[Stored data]
+-------+
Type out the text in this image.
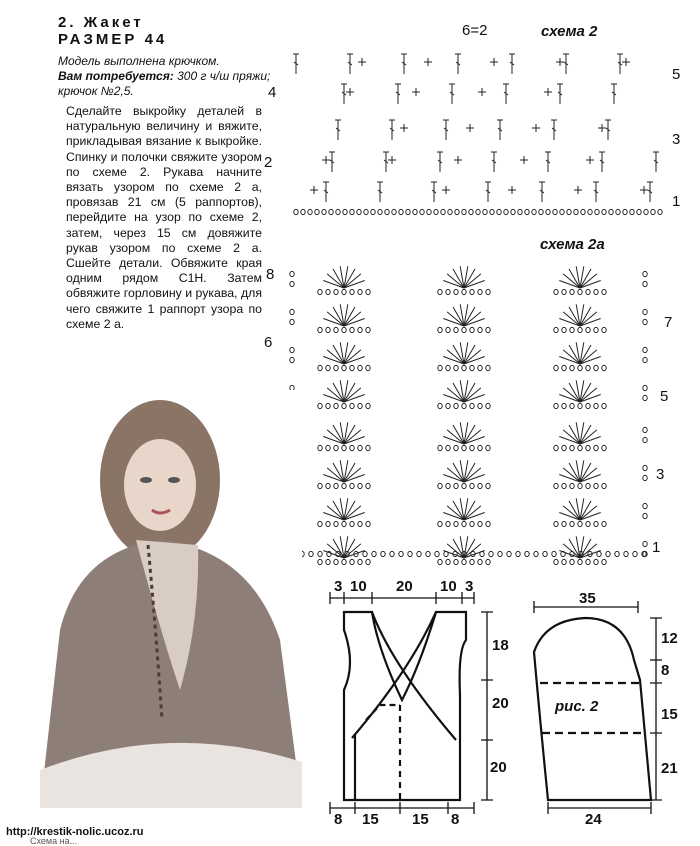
2. Жакет
РАЗМЕР 44
Модель выполнена крючком.
Вам потребуется: 300 г ч/ш пряжи; крючок №2,5.
Сделайте выкройку деталей в натуральную величину и вяжите, прикладывая вязание к выкройке. Спинку и полочки свяжите узором по схеме 2. Рукава начните вязать узором по схеме 2 а, провязав 21 см (5 раппортов), перейдите на узор по схеме 2, затем, через 15 см довяжите рукав узором по схеме 2 а. Сшейте детали. Обвяжите края одним рядом С1Н. Затем обвяжите горловину и рукава, для чего свяжите 1 раппорт узора по схеме 2 а.
6=2	схема 2
4
2
5
3
1
схема 2а
8
6
7
5
3
1
3 10 20 10 3
18
20
20
8 15 15 8
35
12
8
15
21
24
рис. 2
http://krestik-nolic.ucoz.ru
Схема на...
+-------+
## Exercise requirements
Set down the records in full and exactly. Do not carry over any image.

## Solution to the exercise
Type out the text in this image.
2. Жакет
РАЗМЕР 44
Модель выполнена крючком.
Вам потребуется: 300 г ч/ш пряжи; крючок №2,5.
Сделайте выкройку деталей в натуральную величину и вяжите, прикладывая вязание к выкройке. Спинку и полочки свяжите узором по схеме 2. Рукава начните вязать узором по схеме 2 а, провязав 21 см (5 раппортов), перейдите на узор по схеме 2, затем, через 15 см довяжите рукав узором по схеме 2 а. Сшейте детали. Обвяжите края одним рядом С1Н. Затем обвяжите горловину и рукава, для чего свяжите 1 раппорт узора по схеме 2 а.
6=2	схема 2
4
2
5
3
1
схема 2а
8
6
7
5
3
1
3 10 20 10 3
18
20
20
8 15 15 8
35
12
8
15
21
24
рис. 2
http://krestik-nolic.ucoz.ru
Схема на...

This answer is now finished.